◆ Instructions to follow:
Please print all of the material below, word for word.

── Entries supplied ──

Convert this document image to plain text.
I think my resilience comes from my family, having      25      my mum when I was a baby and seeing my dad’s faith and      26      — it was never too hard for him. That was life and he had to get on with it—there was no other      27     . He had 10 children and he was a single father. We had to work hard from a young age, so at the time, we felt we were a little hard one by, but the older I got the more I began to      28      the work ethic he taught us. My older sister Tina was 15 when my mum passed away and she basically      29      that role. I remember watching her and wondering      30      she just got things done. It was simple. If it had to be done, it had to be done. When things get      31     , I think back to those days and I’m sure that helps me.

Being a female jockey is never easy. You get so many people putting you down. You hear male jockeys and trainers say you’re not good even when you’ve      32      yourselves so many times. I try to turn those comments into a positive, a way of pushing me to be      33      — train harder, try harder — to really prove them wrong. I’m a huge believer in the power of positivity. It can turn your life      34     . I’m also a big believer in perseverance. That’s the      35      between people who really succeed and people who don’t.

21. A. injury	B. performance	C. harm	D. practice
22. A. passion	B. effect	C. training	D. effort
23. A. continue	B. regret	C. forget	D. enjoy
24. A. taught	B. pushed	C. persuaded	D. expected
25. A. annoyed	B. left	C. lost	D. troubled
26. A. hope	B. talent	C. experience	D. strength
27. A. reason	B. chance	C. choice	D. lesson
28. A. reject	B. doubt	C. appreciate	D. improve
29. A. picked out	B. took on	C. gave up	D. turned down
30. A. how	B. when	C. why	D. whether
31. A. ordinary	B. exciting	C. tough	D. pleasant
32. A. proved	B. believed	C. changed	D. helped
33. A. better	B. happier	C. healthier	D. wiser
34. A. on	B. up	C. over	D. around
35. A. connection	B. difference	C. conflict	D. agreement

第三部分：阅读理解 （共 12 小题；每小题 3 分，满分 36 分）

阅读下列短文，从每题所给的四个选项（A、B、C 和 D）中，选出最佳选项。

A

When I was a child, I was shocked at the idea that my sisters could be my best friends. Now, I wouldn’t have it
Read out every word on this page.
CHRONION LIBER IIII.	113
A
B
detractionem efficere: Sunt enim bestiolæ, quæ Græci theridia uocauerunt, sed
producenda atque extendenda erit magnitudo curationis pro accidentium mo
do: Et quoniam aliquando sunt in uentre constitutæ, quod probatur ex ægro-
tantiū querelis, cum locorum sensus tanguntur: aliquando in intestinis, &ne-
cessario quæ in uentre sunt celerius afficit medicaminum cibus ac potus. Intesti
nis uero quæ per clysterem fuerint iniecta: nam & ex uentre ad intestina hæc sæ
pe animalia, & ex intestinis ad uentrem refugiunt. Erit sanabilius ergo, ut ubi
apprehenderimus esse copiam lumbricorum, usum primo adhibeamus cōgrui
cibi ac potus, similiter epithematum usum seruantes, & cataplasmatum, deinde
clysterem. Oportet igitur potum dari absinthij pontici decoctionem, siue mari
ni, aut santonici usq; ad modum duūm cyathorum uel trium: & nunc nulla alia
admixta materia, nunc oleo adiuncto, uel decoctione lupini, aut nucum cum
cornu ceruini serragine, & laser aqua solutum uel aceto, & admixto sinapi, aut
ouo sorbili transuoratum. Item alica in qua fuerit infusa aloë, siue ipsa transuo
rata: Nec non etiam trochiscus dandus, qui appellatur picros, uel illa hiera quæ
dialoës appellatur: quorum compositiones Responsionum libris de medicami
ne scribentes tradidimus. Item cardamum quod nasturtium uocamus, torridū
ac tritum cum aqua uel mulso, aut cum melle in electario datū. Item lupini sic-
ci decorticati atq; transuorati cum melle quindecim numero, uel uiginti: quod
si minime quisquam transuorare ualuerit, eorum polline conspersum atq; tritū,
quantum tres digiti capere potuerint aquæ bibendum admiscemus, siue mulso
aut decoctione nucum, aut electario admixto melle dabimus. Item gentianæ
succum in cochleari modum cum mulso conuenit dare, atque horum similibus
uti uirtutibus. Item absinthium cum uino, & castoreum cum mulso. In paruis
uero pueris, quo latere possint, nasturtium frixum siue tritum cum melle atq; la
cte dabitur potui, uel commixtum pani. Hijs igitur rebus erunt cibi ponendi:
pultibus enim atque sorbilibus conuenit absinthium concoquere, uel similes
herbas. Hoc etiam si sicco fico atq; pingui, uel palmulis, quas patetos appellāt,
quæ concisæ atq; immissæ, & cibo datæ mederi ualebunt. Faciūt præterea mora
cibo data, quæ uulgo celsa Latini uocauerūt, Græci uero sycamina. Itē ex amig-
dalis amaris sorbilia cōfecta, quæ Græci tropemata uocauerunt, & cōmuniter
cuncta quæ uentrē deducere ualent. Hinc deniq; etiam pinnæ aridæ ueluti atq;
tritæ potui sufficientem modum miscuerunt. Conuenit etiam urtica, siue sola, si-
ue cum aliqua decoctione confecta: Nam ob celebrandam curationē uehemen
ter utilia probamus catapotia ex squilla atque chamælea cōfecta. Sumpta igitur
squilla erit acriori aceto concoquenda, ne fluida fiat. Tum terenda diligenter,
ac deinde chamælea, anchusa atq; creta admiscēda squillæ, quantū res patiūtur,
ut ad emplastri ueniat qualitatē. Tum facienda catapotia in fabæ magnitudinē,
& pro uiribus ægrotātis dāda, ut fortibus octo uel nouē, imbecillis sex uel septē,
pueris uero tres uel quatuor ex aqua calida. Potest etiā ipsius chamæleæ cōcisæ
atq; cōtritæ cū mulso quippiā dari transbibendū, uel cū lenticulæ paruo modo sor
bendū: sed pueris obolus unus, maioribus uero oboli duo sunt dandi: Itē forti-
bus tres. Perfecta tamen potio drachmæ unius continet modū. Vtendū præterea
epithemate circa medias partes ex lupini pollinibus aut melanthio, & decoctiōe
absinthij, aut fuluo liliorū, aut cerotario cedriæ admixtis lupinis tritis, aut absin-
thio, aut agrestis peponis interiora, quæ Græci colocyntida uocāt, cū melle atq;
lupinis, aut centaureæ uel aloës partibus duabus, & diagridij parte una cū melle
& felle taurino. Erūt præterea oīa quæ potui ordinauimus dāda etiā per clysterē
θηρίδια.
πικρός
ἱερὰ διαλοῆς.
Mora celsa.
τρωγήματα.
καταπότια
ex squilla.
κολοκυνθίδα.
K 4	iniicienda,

───

◆ Solved exercise:
Convert this document image to plain text.
I think my resilience comes from my family, having      25      my mum when I was a baby and seeing my dad’s faith and      26      — it was never too hard for him. That was life and he had to get on with it—there was no other      27     . He had 10 children and he was a single father. We had to work hard from a young age, so at the time, we felt we were a little hard one by, but the older I got the more I began to      28      the work ethic he taught us. My older sister Tina was 15 when my mum passed away and she basically      29      that role. I remember watching her and wondering      30      she just got things done. It was simple. If it had to be done, it had to be done. When things get      31     , I think back to those days and I’m sure that helps me.

Being a female jockey is never easy. You get so many people putting you down. You hear male jockeys and trainers say you’re not good even when you’ve      32      yourselves so many times. I try to turn those comments into a positive, a way of pushing me to be      33      — train harder, try harder — to really prove them wrong. I’m a huge believer in the power of positivity. It can turn your life      34     . I’m also a big believer in perseverance. That’s the      35      between people who really succeed and people who don’t.

21. A. injury	B. performance	C. harm	D. practice
22. A. passion	B. effect	C. training	D. effort
23. A. continue	B. regret	C. forget	D. enjoy
24. A. taught	B. pushed	C. persuaded	D. expected
25. A. annoyed	B. left	C. lost	D. troubled
26. A. hope	B. talent	C. experience	D. strength
27. A. reason	B. chance	C. choice	D. lesson
28. A. reject	B. doubt	C. appreciate	D. improve
29. A. picked out	B. took on	C. gave up	D. turned down
30. A. how	B. when	C. why	D. whether
31. A. ordinary	B. exciting	C. tough	D. pleasant
32. A. proved	B. believed	C. changed	D. helped
33. A. better	B. happier	C. healthier	D. wiser
34. A. on	B. up	C. over	D. around
35. A. connection	B. difference	C. conflict	D. agreement

第三部分：阅读理解 （共 12 小题；每小题 3 分，满分 36 分）

阅读下列短文，从每题所给的四个选项（A、B、C 和 D）中，选出最佳选项。

A

When I was a child, I was shocked at the idea that my sisters could be my best friends. Now, I wouldn’t have it
Read out every word on this page.
CHRONION LIBER IIII.	113
A
B
detractionem efficere: Sunt enim bestiolæ, quæ Græci theridia uocauerunt, sed
producenda atque extendenda erit magnitudo curationis pro accidentium mo
do: Et quoniam aliquando sunt in uentre constitutæ, quod probatur ex ægro-
tantiū querelis, cum locorum sensus tanguntur: aliquando in intestinis, &ne-
cessario quæ in uentre sunt celerius afficit medicaminum cibus ac potus. Intesti
nis uero quæ per clysterem fuerint iniecta: nam & ex uentre ad intestina hæc sæ
pe animalia, & ex intestinis ad uentrem refugiunt. Erit sanabilius ergo, ut ubi
apprehenderimus esse copiam lumbricorum, usum primo adhibeamus cōgrui
cibi ac potus, similiter epithematum usum seruantes, & cataplasmatum, deinde
clysterem. Oportet igitur potum dari absinthij pontici decoctionem, siue mari
ni, aut santonici usq; ad modum duūm cyathorum uel trium: & nunc nulla alia
admixta materia, nunc oleo adiuncto, uel decoctione lupini, aut nucum cum
cornu ceruini serragine, & laser aqua solutum uel aceto, & admixto sinapi, aut
ouo sorbili transuoratum. Item alica in qua fuerit infusa aloë, siue ipsa transuo
rata: Nec non etiam trochiscus dandus, qui appellatur picros, uel illa hiera quæ
dialoës appellatur: quorum compositiones Responsionum libris de medicami
ne scribentes tradidimus. Item cardamum quod nasturtium uocamus, torridū
ac tritum cum aqua uel mulso, aut cum melle in electario datū. Item lupini sic-
ci decorticati atq; transuorati cum melle quindecim numero, uel uiginti: quod
si minime quisquam transuorare ualuerit, eorum polline conspersum atq; tritū,
quantum tres digiti capere potuerint aquæ bibendum admiscemus, siue mulso
aut decoctione nucum, aut electario admixto melle dabimus. Item gentianæ
succum in cochleari modum cum mulso conuenit dare, atque horum similibus
uti uirtutibus. Item absinthium cum uino, & castoreum cum mulso. In paruis
uero pueris, quo latere possint, nasturtium frixum siue tritum cum melle atq; la
cte dabitur potui, uel commixtum pani. Hijs igitur rebus erunt cibi ponendi:
pultibus enim atque sorbilibus conuenit absinthium concoquere, uel similes
herbas. Hoc etiam si sicco fico atq; pingui, uel palmulis, quas patetos appellāt,
quæ concisæ atq; immissæ, & cibo datæ mederi ualebunt. Faciūt præterea mora
cibo data, quæ uulgo celsa Latini uocauerūt, Græci uero sycamina. Itē ex amig-
dalis amaris sorbilia cōfecta, quæ Græci tropemata uocauerunt, & cōmuniter
cuncta quæ uentrē deducere ualent. Hinc deniq; etiam pinnæ aridæ ueluti atq;
tritæ potui sufficientem modum miscuerunt. Conuenit etiam urtica, siue sola, si-
ue cum aliqua decoctione confecta: Nam ob celebrandam curationē uehemen
ter utilia probamus catapotia ex squilla atque chamælea cōfecta. Sumpta igitur
squilla erit acriori aceto concoquenda, ne fluida fiat. Tum terenda diligenter,
ac deinde chamælea, anchusa atq; creta admiscēda squillæ, quantū res patiūtur,
ut ad emplastri ueniat qualitatē. Tum facienda catapotia in fabæ magnitudinē,
& pro uiribus ægrotātis dāda, ut fortibus octo uel nouē, imbecillis sex uel septē,
pueris uero tres uel quatuor ex aqua calida. Potest etiā ipsius chamæleæ cōcisæ
atq; cōtritæ cū mulso quippiā dari transbibendū, uel cū lenticulæ paruo modo sor
bendū: sed pueris obolus unus, maioribus uero oboli duo sunt dandi: Itē forti-
bus tres. Perfecta tamen potio drachmæ unius continet modū. Vtendū præterea
epithemate circa medias partes ex lupini pollinibus aut melanthio, & decoctiōe
absinthij, aut fuluo liliorū, aut cerotario cedriæ admixtis lupinis tritis, aut absin-
thio, aut agrestis peponis interiora, quæ Græci colocyntida uocāt, cū melle atq;
lupinis, aut centaureæ uel aloës partibus duabus, & diagridij parte una cū melle
& felle taurino. Erūt præterea oīa quæ potui ordinauimus dāda etiā per clysterē
θηρίδια.
πικρός
ἱερὰ διαλοῆς.
Mora celsa.
τρωγήματα.
καταπότια
ex squilla.
κολοκυνθίδα.
K 4	iniicienda,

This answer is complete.